Work instructions: Copy the data below word for word, from its first line up to and including the line that contains "left-top-hist-bar <box>626 93 658 98</box>".

Data provided:

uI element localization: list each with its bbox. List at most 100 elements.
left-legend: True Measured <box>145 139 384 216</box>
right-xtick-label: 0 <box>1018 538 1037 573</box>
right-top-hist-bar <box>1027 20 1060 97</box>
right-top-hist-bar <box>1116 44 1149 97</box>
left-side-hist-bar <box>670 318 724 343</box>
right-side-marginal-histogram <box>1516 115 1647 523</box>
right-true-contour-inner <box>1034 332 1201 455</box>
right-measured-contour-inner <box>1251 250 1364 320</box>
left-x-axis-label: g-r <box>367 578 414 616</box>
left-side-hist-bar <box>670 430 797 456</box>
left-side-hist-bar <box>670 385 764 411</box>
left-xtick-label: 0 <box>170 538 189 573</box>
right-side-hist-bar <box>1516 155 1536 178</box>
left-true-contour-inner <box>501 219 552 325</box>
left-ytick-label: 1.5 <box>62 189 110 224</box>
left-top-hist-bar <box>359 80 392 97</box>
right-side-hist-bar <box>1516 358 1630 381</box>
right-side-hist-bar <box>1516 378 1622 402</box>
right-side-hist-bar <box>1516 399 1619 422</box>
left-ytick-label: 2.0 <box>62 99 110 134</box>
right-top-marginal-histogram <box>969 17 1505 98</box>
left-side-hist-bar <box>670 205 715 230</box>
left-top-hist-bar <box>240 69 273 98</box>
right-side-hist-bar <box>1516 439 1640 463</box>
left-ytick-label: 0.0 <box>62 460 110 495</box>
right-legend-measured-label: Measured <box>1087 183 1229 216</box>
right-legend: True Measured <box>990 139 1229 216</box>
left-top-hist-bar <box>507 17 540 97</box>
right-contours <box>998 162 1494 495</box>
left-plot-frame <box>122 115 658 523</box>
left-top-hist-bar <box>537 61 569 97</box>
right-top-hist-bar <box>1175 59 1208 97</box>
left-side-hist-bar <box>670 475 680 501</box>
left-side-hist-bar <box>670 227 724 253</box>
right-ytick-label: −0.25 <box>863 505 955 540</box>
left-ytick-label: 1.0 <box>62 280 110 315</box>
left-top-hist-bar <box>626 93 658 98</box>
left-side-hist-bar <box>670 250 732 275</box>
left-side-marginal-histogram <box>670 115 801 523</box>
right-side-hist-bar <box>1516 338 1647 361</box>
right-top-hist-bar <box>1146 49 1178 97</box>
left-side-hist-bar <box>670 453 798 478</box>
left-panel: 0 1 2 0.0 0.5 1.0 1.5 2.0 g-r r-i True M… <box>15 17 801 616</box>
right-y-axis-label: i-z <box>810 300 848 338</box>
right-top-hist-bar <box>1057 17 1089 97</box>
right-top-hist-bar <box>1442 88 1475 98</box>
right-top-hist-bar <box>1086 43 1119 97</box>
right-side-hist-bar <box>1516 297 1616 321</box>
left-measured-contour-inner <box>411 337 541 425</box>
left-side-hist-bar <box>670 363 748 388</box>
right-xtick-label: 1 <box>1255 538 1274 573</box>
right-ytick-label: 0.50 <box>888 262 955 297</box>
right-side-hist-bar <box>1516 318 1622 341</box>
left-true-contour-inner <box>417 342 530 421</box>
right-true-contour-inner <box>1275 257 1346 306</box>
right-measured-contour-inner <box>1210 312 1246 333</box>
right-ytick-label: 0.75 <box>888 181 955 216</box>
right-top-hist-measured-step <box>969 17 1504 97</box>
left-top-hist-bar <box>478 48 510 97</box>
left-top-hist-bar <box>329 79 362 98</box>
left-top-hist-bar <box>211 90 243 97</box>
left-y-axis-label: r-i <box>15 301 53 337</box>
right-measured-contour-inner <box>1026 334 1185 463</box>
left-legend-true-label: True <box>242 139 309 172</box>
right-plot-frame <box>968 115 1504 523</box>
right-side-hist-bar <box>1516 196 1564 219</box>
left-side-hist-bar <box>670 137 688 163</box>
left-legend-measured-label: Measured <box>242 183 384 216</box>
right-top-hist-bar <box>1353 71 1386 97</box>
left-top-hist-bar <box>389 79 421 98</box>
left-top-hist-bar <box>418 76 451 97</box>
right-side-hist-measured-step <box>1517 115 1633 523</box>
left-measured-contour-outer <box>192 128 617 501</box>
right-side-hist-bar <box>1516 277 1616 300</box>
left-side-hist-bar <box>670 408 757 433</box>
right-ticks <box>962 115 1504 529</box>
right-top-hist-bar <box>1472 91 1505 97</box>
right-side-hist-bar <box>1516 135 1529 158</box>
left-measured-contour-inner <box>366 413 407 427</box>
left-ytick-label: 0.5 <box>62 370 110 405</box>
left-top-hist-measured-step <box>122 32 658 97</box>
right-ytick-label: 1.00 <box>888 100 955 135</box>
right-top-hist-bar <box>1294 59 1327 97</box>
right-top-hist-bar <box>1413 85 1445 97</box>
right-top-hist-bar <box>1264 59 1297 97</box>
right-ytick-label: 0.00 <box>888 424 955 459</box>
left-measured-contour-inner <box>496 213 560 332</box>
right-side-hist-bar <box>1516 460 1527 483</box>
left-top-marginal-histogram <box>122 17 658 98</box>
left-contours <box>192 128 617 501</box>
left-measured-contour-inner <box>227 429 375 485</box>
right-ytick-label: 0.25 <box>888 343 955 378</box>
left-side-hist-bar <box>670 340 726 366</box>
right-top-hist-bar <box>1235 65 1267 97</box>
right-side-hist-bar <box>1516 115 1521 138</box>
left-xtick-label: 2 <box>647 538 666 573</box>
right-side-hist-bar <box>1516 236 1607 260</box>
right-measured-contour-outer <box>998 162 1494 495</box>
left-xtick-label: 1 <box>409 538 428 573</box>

Full output:
uI element localization: list each with its bbox. List at most 100 elements.
left-legend: True Measured <box>145 139 384 216</box>
right-xtick-label: 0 <box>1018 538 1037 573</box>
right-top-hist-bar <box>1027 20 1060 97</box>
right-top-hist-bar <box>1116 44 1149 97</box>
left-side-hist-bar <box>670 318 724 343</box>
right-side-marginal-histogram <box>1516 115 1647 523</box>
right-true-contour-inner <box>1034 332 1201 455</box>
right-measured-contour-inner <box>1251 250 1364 320</box>
left-x-axis-label: g-r <box>367 578 414 616</box>
left-side-hist-bar <box>670 430 797 456</box>
left-side-hist-bar <box>670 385 764 411</box>
left-xtick-label: 0 <box>170 538 189 573</box>
right-side-hist-bar <box>1516 155 1536 178</box>
left-true-contour-inner <box>501 219 552 325</box>
left-ytick-label: 1.5 <box>62 189 110 224</box>
left-top-hist-bar <box>359 80 392 97</box>
right-side-hist-bar <box>1516 358 1630 381</box>
right-side-hist-bar <box>1516 378 1622 402</box>
right-side-hist-bar <box>1516 399 1619 422</box>
left-ytick-label: 2.0 <box>62 99 110 134</box>
right-top-marginal-histogram <box>969 17 1505 98</box>
left-side-hist-bar <box>670 205 715 230</box>
left-top-hist-bar <box>240 69 273 98</box>
right-side-hist-bar <box>1516 439 1640 463</box>
left-ytick-label: 0.0 <box>62 460 110 495</box>
right-legend-measured-label: Measured <box>1087 183 1229 216</box>
right-legend: True Measured <box>990 139 1229 216</box>
left-top-hist-bar <box>507 17 540 97</box>
right-contours <box>998 162 1494 495</box>
left-plot-frame <box>122 115 658 523</box>
left-top-hist-bar <box>537 61 569 97</box>
right-top-hist-bar <box>1175 59 1208 97</box>
left-side-hist-bar <box>670 475 680 501</box>
left-side-hist-bar <box>670 227 724 253</box>
right-ytick-label: −0.25 <box>863 505 955 540</box>
left-ytick-label: 1.0 <box>62 280 110 315</box>
left-top-hist-bar <box>626 93 658 98</box>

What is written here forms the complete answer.